▶ **WHAT IS ASKED**: Collect every line that includes the string "Rozdział".

▶ **A run of records**:
☆ ☆ ☆ ☆ ☆

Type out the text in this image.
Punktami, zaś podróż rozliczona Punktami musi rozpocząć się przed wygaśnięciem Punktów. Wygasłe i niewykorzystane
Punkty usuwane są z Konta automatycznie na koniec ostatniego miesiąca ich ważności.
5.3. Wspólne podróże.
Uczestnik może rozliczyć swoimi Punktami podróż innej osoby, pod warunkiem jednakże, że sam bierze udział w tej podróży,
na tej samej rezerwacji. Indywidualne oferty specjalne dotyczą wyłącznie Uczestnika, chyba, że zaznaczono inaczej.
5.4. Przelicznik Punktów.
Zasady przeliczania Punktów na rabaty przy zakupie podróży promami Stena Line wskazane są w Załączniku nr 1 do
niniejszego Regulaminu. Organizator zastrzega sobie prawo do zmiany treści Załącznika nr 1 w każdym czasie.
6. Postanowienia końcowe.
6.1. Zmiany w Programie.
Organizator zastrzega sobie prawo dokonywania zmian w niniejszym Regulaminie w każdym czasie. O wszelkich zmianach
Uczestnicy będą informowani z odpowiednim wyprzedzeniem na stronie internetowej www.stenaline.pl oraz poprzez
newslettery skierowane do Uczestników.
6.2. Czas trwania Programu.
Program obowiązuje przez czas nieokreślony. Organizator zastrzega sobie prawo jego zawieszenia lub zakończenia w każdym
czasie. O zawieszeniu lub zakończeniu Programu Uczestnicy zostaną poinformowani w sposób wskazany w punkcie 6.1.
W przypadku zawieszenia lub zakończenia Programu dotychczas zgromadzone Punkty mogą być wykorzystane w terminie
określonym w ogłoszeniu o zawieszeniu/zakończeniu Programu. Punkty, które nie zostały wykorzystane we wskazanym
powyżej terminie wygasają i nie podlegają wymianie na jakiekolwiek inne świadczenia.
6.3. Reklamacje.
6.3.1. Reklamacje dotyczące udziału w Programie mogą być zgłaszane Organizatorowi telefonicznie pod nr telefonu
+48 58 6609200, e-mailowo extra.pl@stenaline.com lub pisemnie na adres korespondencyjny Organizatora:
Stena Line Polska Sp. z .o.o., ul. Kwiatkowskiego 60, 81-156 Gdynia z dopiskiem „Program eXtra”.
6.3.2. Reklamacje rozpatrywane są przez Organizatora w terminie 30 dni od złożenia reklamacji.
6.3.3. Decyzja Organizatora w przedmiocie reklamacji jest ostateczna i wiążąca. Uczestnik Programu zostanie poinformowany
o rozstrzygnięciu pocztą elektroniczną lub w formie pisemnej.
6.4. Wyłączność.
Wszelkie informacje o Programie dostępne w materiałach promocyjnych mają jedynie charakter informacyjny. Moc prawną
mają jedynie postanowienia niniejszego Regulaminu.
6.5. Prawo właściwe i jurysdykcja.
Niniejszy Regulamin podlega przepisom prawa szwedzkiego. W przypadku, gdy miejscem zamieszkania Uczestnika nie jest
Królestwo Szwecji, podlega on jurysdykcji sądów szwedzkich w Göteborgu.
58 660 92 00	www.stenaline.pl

☆ ☆ ☆ ☆ ☆

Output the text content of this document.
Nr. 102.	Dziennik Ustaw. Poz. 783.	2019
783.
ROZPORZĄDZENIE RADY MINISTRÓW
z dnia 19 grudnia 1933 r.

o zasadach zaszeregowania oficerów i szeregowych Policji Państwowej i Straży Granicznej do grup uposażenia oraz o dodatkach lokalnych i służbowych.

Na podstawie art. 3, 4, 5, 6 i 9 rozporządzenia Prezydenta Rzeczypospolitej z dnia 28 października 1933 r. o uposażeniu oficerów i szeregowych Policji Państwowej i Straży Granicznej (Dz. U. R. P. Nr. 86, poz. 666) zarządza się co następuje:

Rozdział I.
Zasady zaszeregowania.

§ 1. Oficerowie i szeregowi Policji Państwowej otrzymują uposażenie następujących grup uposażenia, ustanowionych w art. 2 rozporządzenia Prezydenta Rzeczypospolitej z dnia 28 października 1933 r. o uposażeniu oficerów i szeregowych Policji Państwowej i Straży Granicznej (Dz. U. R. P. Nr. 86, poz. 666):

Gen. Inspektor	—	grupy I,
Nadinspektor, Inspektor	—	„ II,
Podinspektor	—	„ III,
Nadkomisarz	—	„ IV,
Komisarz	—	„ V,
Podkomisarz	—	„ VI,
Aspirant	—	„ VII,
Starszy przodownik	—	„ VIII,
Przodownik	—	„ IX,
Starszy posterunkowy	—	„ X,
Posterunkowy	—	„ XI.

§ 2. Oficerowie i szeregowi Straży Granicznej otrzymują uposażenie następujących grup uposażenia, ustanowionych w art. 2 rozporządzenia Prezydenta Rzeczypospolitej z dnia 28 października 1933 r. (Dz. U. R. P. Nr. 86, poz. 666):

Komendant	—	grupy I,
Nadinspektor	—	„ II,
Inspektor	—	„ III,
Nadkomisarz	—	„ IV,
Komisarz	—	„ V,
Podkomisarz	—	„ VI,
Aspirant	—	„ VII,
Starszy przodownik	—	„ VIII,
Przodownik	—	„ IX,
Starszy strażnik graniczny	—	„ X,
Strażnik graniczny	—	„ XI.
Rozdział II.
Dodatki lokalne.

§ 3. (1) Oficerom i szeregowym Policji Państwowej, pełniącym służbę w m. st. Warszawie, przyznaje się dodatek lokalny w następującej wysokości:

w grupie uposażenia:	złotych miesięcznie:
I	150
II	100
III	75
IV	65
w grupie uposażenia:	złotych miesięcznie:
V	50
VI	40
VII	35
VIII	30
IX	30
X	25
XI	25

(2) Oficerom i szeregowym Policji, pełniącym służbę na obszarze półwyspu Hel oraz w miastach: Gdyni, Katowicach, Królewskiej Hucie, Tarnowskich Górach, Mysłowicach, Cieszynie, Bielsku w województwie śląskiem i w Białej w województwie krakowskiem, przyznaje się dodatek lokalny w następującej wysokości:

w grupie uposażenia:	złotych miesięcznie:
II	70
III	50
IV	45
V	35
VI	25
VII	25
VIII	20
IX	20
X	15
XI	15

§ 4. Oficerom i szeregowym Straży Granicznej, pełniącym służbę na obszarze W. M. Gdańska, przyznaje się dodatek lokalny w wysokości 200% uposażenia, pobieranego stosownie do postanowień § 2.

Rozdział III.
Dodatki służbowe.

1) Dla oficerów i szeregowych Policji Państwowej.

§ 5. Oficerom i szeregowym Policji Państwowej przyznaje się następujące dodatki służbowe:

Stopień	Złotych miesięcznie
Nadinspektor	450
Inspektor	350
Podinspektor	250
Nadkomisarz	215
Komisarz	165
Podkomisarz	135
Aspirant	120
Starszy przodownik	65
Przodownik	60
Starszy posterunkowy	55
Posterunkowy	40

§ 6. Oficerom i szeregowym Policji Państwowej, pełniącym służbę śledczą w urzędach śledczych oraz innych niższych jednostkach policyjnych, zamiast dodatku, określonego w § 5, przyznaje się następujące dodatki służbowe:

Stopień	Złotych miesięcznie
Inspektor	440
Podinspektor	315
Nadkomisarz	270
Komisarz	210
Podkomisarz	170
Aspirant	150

☆ ☆ ☆ ☆ ☆

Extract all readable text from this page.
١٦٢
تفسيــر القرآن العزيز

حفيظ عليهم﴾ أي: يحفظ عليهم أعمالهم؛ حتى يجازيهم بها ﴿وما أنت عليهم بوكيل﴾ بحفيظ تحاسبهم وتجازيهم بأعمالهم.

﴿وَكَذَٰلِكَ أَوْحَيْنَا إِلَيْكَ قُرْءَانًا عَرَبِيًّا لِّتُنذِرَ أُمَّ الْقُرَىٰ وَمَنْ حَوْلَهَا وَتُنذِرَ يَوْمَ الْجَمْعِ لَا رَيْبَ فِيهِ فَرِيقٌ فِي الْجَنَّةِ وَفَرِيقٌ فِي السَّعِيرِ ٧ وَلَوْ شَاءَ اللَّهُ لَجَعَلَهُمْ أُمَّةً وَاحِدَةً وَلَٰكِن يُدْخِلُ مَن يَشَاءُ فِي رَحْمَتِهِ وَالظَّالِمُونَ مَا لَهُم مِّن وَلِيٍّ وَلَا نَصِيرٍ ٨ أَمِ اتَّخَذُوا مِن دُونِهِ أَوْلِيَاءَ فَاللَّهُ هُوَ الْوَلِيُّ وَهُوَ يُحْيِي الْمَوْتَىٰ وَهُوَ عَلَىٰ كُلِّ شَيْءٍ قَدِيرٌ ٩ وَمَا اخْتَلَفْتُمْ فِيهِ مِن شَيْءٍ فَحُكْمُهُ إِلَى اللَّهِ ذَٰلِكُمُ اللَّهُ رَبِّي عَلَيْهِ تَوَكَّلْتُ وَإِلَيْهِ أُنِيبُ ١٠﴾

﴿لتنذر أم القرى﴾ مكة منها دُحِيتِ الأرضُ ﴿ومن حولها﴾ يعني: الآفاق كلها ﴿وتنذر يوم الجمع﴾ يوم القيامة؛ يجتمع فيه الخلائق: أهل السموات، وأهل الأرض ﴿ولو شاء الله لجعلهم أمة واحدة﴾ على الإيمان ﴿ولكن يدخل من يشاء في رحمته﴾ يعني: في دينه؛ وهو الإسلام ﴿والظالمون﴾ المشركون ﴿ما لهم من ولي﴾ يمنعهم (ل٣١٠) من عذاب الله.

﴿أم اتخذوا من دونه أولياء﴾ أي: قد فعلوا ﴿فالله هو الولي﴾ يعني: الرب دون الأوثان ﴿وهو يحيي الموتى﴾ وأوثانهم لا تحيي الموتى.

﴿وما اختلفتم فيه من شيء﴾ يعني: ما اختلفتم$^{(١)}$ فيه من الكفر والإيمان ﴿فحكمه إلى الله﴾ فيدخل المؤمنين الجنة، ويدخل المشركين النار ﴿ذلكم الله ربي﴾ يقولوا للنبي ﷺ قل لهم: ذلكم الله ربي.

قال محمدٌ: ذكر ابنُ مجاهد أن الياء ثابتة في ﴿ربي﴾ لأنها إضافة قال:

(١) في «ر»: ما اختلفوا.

☆ ☆ ☆ ☆ ☆

▶ **SOLUTION TO THIS EXERCISE**:
Rozdział I.
Rozdział II.
Rozdział III.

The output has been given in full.